> What to do
Without the pictures, copy the entries below word for word.

───── Task data ─────

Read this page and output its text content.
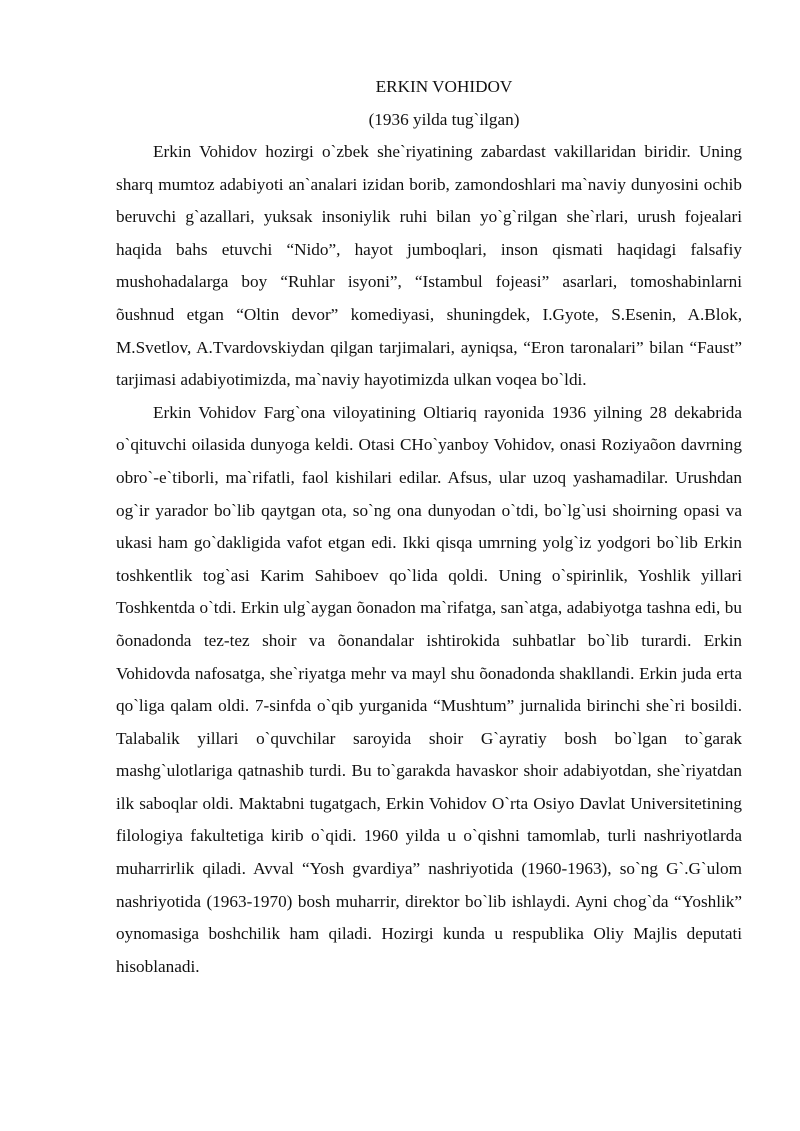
ERKIN VOHIDOV

(1936 yilda tug`ilgan)

Erkin Vohidov hozirgi o`zbek she`riyatining zabardast vakillaridan biridir. Uning sharq mumtoz adabiyoti an`analari izidan borib, zamondoshlari ma`naviy dunyosini ochib beruvchi g`azallari, yuksak insoniylik ruhi bilan yo`g`rilgan she`rlari, urush fojealari haqida bahs etuvchi “Nido”, hayot jumboqlari, inson qismati haqidagi falsafiy mushohadalarga boy “Ruhlar isyoni”, “Istambul fojeasi” asarlari, tomoshabinlarni õushnud etgan “Oltin devor” komediyasi, shuningdek, I.Gyote, S.Esenin, A.Blok, M.Svetlov, A.Tvardovskiydan qilgan tarjimalari, ayniqsa, “Eron taronalari” bilan “Faust” tarjimasi adabiyotimizda, ma`naviy hayotimizda ulkan voqea bo`ldi.

Erkin Vohidov Farg`ona viloyatining Oltiariq rayonida 1936 yilning 28 dekabrida o`qituvchi oilasida dunyoga keldi. Otasi CHo`yanboy Vohidov, onasi Roziyaõon davrning obro`-e`tiborli, ma`rifatli, faol kishilari edilar. Afsus, ular uzoq yashamadilar. Urushdan og`ir yarador bo`lib qaytgan ota, so`ng ona dunyodan o`tdi, bo`lg`usi shoirning opasi va ukasi ham go`dakligida vafot etgan edi. Ikki qisqa umrning yolg`iz yodgori bo`lib Erkin toshkentlik tog`asi Karim Sahiboev qo`lida qoldi. Uning o`spirinlik, Yoshlik yillari Toshkentda o`tdi. Erkin ulg`aygan õonadon ma`rifatga, san`atga, adabiyotga tashna edi, bu õonadonda tez-tez shoir va õonandalar ishtirokida suhbatlar bo`lib turardi. Erkin Vohidovda nafosatga, she`riyatga mehr va mayl shu õonadonda shakllandi. Erkin juda erta qo`liga qalam oldi. 7-sinfda o`qib yurganida “Mushtum” jurnalida birinchi she`ri bosildi. Talabalik yillari o`quvchilar saroyida shoir G`ayratiy bosh bo`lgan to`garak mashg`ulotlariga qatnashib turdi. Bu to`garakda havaskor shoir adabiyotdan, she`riyatdan ilk saboqlar oldi. Maktabni tugatgach, Erkin Vohidov O`rta Osiyo Davlat Universitetining filologiya fakultetiga kirib o`qidi. 1960 yilda u o`qishni tamomlab, turli nashriyotlarda muharrirlik qiladi. Avval “Yosh gvardiya” nashriyotida (1960-1963), so`ng G`.G`ulom nashriyotida (1963-1970) bosh muharrir, direktor bo`lib ishlaydi. Ayni chog`da “Yoshlik” oynomasiga boshchilik ham qiladi. Hozirgi kunda u respublika Oliy Majlis deputati hisoblanadi.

─────

> Answer to this problem
Read this page and output its text content.
ERKIN VOHIDOV

(1936 yilda tug`ilgan)

Erkin Vohidov hozirgi o`zbek she`riyatining zabardast vakillaridan biridir. Uning sharq mumtoz adabiyoti an`analari izidan borib, zamondoshlari ma`naviy dunyosini ochib beruvchi g`azallari, yuksak insoniylik ruhi bilan yo`g`rilgan she`rlari, urush fojealari haqida bahs etuvchi “Nido”, hayot jumboqlari, inson qismati haqidagi falsafiy mushohadalarga boy “Ruhlar isyoni”, “Istambul fojeasi” asarlari, tomoshabinlarni õushnud etgan “Oltin devor” komediyasi, shuningdek, I.Gyote, S.Esenin, A.Blok, M.Svetlov, A.Tvardovskiydan qilgan tarjimalari, ayniqsa, “Eron taronalari” bilan “Faust” tarjimasi adabiyotimizda, ma`naviy hayotimizda ulkan voqea bo`ldi.

Erkin Vohidov Farg`ona viloyatining Oltiariq rayonida 1936 yilning 28 dekabrida o`qituvchi oilasida dunyoga keldi. Otasi CHo`yanboy Vohidov, onasi Roziyaõon davrning obro`-e`tiborli, ma`rifatli, faol kishilari edilar. Afsus, ular uzoq yashamadilar. Urushdan og`ir yarador bo`lib qaytgan ota, so`ng ona dunyodan o`tdi, bo`lg`usi shoirning opasi va ukasi ham go`dakligida vafot etgan edi. Ikki qisqa umrning yolg`iz yodgori bo`lib Erkin toshkentlik tog`asi Karim Sahiboev qo`lida qoldi. Uning o`spirinlik, Yoshlik yillari Toshkentda o`tdi. Erkin ulg`aygan õonadon ma`rifatga, san`atga, adabiyotga tashna edi, bu õonadonda tez-tez shoir va õonandalar ishtirokida suhbatlar bo`lib turardi. Erkin Vohidovda nafosatga, she`riyatga mehr va mayl shu õonadonda shakllandi. Erkin juda erta qo`liga qalam oldi. 7-sinfda o`qib yurganida “Mushtum” jurnalida birinchi she`ri bosildi. Talabalik yillari o`quvchilar saroyida shoir G`ayratiy bosh bo`lgan to`garak mashg`ulotlariga qatnashib turdi. Bu to`garakda havaskor shoir adabiyotdan, she`riyatdan ilk saboqlar oldi. Maktabni tugatgach, Erkin Vohidov O`rta Osiyo Davlat Universitetining filologiya fakultetiga kirib o`qidi. 1960 yilda u o`qishni tamomlab, turli nashriyotlarda muharrirlik qiladi. Avval “Yosh gvardiya” nashriyotida (1960-1963), so`ng G`.G`ulom nashriyotida (1963-1970) bosh muharrir, direktor bo`lib ishlaydi. Ayni chog`da “Yoshlik” oynomasiga boshchilik ham qiladi. Hozirgi kunda u respublika Oliy Majlis deputati hisoblanadi.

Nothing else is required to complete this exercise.